───── PROVIDED ENTRIES ─────

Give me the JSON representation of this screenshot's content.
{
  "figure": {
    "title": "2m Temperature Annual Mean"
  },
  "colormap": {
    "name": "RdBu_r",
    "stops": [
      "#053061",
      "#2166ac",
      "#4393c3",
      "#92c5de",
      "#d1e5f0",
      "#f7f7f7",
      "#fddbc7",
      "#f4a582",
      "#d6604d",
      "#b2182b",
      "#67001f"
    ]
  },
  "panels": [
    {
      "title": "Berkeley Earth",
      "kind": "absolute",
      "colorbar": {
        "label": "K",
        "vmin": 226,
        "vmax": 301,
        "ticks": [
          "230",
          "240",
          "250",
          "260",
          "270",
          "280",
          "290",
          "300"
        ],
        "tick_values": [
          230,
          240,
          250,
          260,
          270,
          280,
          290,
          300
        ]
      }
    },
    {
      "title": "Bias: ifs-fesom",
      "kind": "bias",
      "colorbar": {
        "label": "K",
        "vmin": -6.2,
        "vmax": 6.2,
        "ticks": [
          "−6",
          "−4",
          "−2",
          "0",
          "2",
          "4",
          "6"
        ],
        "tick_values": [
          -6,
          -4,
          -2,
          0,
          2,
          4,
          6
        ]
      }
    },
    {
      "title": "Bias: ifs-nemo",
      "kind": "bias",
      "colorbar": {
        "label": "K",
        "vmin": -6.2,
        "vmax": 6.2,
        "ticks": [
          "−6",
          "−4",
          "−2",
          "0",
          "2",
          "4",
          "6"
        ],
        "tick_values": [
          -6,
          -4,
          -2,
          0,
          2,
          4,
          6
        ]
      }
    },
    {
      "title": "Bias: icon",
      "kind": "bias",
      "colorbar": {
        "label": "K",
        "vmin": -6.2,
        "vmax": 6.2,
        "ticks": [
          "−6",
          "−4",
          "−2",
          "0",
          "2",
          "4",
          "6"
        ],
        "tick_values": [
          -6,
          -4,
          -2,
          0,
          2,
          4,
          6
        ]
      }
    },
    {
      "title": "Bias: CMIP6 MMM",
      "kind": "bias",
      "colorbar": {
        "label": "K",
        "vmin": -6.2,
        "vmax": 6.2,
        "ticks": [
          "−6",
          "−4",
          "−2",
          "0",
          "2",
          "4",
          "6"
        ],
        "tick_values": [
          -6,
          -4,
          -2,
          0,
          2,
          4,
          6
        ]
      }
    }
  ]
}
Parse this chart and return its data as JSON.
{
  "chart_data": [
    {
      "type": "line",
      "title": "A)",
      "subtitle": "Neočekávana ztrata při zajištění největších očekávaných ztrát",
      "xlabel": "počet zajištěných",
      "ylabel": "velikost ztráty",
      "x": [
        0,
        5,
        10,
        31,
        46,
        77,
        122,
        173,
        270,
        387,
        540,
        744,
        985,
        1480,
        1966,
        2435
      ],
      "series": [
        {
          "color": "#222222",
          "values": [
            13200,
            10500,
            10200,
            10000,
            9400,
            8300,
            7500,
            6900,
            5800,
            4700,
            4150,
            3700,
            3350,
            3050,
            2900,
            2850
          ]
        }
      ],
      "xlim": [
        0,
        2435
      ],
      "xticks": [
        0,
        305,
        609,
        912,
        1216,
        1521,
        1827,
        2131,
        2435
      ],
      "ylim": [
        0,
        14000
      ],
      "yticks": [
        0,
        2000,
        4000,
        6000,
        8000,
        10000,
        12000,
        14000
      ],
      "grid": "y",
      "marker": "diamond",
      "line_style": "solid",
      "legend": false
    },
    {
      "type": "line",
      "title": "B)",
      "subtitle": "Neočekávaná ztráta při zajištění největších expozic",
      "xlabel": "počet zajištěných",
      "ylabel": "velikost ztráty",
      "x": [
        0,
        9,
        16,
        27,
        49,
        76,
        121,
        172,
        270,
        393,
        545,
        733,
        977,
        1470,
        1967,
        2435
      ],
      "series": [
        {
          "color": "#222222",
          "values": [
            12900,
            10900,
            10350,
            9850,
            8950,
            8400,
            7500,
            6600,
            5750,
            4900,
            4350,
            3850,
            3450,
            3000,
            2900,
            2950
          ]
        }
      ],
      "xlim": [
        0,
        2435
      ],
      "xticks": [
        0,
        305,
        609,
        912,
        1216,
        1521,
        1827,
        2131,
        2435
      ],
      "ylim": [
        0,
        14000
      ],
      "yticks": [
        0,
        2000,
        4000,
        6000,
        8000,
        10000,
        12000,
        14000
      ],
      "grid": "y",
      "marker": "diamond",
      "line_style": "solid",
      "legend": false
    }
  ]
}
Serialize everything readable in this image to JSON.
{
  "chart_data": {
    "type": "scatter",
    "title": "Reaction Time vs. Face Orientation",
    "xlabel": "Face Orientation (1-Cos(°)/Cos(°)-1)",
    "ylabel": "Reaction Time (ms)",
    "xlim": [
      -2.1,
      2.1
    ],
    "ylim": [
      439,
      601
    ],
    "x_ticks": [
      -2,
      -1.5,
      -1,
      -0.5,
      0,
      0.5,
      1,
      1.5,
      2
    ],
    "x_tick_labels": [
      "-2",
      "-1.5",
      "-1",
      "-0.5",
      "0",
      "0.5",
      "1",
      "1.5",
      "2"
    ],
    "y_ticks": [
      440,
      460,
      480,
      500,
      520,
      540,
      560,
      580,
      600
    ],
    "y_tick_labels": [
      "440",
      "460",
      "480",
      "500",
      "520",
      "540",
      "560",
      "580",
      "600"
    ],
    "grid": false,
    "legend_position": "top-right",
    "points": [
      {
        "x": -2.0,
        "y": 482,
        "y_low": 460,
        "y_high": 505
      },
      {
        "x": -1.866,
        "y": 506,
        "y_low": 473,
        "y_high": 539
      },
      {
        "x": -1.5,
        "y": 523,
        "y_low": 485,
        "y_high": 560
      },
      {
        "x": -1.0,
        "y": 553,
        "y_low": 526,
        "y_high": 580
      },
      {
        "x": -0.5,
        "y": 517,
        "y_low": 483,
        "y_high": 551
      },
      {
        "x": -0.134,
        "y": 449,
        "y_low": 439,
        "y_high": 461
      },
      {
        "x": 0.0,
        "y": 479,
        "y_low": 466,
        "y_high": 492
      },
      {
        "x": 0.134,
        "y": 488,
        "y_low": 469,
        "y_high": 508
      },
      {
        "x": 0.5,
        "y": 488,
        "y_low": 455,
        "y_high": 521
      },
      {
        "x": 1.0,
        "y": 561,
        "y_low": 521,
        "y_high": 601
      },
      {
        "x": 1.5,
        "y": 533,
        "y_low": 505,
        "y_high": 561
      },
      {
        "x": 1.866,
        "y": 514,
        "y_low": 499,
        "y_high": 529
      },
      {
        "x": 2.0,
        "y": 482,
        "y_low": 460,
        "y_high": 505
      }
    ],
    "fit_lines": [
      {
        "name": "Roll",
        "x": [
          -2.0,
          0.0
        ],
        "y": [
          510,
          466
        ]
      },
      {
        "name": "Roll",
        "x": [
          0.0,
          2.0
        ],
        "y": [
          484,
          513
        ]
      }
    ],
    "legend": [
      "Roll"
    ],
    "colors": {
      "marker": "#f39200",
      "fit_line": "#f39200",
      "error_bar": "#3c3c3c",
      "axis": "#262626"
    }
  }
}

─────

### SHORT EXERCISE
Print the listing above in full, exactly as it is.

### OUTPUT FOR THIS EXERCISE
Give me the JSON representation of this screenshot's content.
{
  "figure": {
    "title": "2m Temperature Annual Mean"
  },
  "colormap": {
    "name": "RdBu_r",
    "stops": [
      "#053061",
      "#2166ac",
      "#4393c3",
      "#92c5de",
      "#d1e5f0",
      "#f7f7f7",
      "#fddbc7",
      "#f4a582",
      "#d6604d",
      "#b2182b",
      "#67001f"
    ]
  },
  "panels": [
    {
      "title": "Berkeley Earth",
      "kind": "absolute",
      "colorbar": {
        "label": "K",
        "vmin": 226,
        "vmax": 301,
        "ticks": [
          "230",
          "240",
          "250",
          "260",
          "270",
          "280",
          "290",
          "300"
        ],
        "tick_values": [
          230,
          240,
          250,
          260,
          270,
          280,
          290,
          300
        ]
      }
    },
    {
      "title": "Bias: ifs-fesom",
      "kind": "bias",
      "colorbar": {
        "label": "K",
        "vmin": -6.2,
        "vmax": 6.2,
        "ticks": [
          "−6",
          "−4",
          "−2",
          "0",
          "2",
          "4",
          "6"
        ],
        "tick_values": [
          -6,
          -4,
          -2,
          0,
          2,
          4,
          6
        ]
      }
    },
    {
      "title": "Bias: ifs-nemo",
      "kind": "bias",
      "colorbar": {
        "label": "K",
        "vmin": -6.2,
        "vmax": 6.2,
        "ticks": [
          "−6",
          "−4",
          "−2",
          "0",
          "2",
          "4",
          "6"
        ],
        "tick_values": [
          -6,
          -4,
          -2,
          0,
          2,
          4,
          6
        ]
      }
    },
    {
      "title": "Bias: icon",
      "kind": "bias",
      "colorbar": {
        "label": "K",
        "vmin": -6.2,
        "vmax": 6.2,
        "ticks": [
          "−6",
          "−4",
          "−2",
          "0",
          "2",
          "4",
          "6"
        ],
        "tick_values": [
          -6,
          -4,
          -2,
          0,
          2,
          4,
          6
        ]
      }
    },
    {
      "title": "Bias: CMIP6 MMM",
      "kind": "bias",
      "colorbar": {
        "label": "K",
        "vmin": -6.2,
        "vmax": 6.2,
        "ticks": [
          "−6",
          "−4",
          "−2",
          "0",
          "2",
          "4",
          "6"
        ],
        "tick_values": [
          -6,
          -4,
          -2,
          0,
          2,
          4,
          6
        ]
      }
    }
  ]
}
Parse this chart and return its data as JSON.
{
  "chart_data": [
    {
      "type": "line",
      "title": "A)",
      "subtitle": "Neočekávana ztrata při zajištění největších očekávaných ztrát",
      "xlabel": "počet zajištěných",
      "ylabel": "velikost ztráty",
      "x": [
        0,
        5,
        10,
        31,
        46,
        77,
        122,
        173,
        270,
        387,
        540,
        744,
        985,
        1480,
        1966,
        2435
      ],
      "series": [
        {
          "color": "#222222",
          "values": [
            13200,
            10500,
            10200,
            10000,
            9400,
            8300,
            7500,
            6900,
            5800,
            4700,
            4150,
            3700,
            3350,
            3050,
            2900,
            2850
          ]
        }
      ],
      "xlim": [
        0,
        2435
      ],
      "xticks": [
        0,
        305,
        609,
        912,
        1216,
        1521,
        1827,
        2131,
        2435
      ],
      "ylim": [
        0,
        14000
      ],
      "yticks": [
        0,
        2000,
        4000,
        6000,
        8000,
        10000,
        12000,
        14000
      ],
      "grid": "y",
      "marker": "diamond",
      "line_style": "solid",
      "legend": false
    },
    {
      "type": "line",
      "title": "B)",
      "subtitle": "Neočekávaná ztráta při zajištění největších expozic",
      "xlabel": "počet zajištěných",
      "ylabel": "velikost ztráty",
      "x": [
        0,
        9,
        16,
        27,
        49,
        76,
        121,
        172,
        270,
        393,
        545,
        733,
        977,
        1470,
        1967,
        2435
      ],
      "series": [
        {
          "color": "#222222",
          "values": [
            12900,
            10900,
            10350,
            9850,
            8950,
            8400,
            7500,
            6600,
            5750,
            4900,
            4350,
            3850,
            3450,
            3000,
            2900,
            2950
          ]
        }
      ],
      "xlim": [
        0,
        2435
      ],
      "xticks": [
        0,
        305,
        609,
        912,
        1216,
        1521,
        1827,
        2131,
        2435
      ],
      "ylim": [
        0,
        14000
      ],
      "yticks": [
        0,
        2000,
        4000,
        6000,
        8000,
        10000,
        12000,
        14000
      ],
      "grid": "y",
      "marker": "diamond",
      "line_style": "solid",
      "legend": false
    }
  ]
}
Serialize everything readable in this image to JSON.
{
  "chart_data": {
    "type": "scatter",
    "title": "Reaction Time vs. Face Orientation",
    "xlabel": "Face Orientation (1-Cos(°)/Cos(°)-1)",
    "ylabel": "Reaction Time (ms)",
    "xlim": [
      -2.1,
      2.1
    ],
    "ylim": [
      439,
      601
    ],
    "x_ticks": [
      -2,
      -1.5,
      -1,
      -0.5,
      0,
      0.5,
      1,
      1.5,
      2
    ],
    "x_tick_labels": [
      "-2",
      "-1.5",
      "-1",
      "-0.5",
      "0",
      "0.5",
      "1",
      "1.5",
      "2"
    ],
    "y_ticks": [
      440,
      460,
      480,
      500,
      520,
      540,
      560,
      580,
      600
    ],
    "y_tick_labels": [
      "440",
      "460",
      "480",
      "500",
      "520",
      "540",
      "560",
      "580",
      "600"
    ],
    "grid": false,
    "legend_position": "top-right",
    "points": [
      {
        "x": -2.0,
        "y": 482,
        "y_low": 460,
        "y_high": 505
      },
      {
        "x": -1.866,
        "y": 506,
        "y_low": 473,
        "y_high": 539
      },
      {
        "x": -1.5,
        "y": 523,
        "y_low": 485,
        "y_high": 560
      },
      {
        "x": -1.0,
        "y": 553,
        "y_low": 526,
        "y_high": 580
      },
      {
        "x": -0.5,
        "y": 517,
        "y_low": 483,
        "y_high": 551
      },
      {
        "x": -0.134,
        "y": 449,
        "y_low": 439,
        "y_high": 461
      },
      {
        "x": 0.0,
        "y": 479,
        "y_low": 466,
        "y_high": 492
      },
      {
        "x": 0.134,
        "y": 488,
        "y_low": 469,
        "y_high": 508
      },
      {
        "x": 0.5,
        "y": 488,
        "y_low": 455,
        "y_high": 521
      },
      {
        "x": 1.0,
        "y": 561,
        "y_low": 521,
        "y_high": 601
      },
      {
        "x": 1.5,
        "y": 533,
        "y_low": 505,
        "y_high": 561
      },
      {
        "x": 1.866,
        "y": 514,
        "y_low": 499,
        "y_high": 529
      },
      {
        "x": 2.0,
        "y": 482,
        "y_low": 460,
        "y_high": 505
      }
    ],
    "fit_lines": [
      {
        "name": "Roll",
        "x": [
          -2.0,
          0.0
        ],
        "y": [
          510,
          466
        ]
      },
      {
        "name": "Roll",
        "x": [
          0.0,
          2.0
        ],
        "y": [
          484,
          513
        ]
      }
    ],
    "legend": [
      "Roll"
    ],
    "colors": {
      "marker": "#f39200",
      "fit_line": "#f39200",
      "error_bar": "#3c3c3c",
      "axis": "#262626"
    }
  }
}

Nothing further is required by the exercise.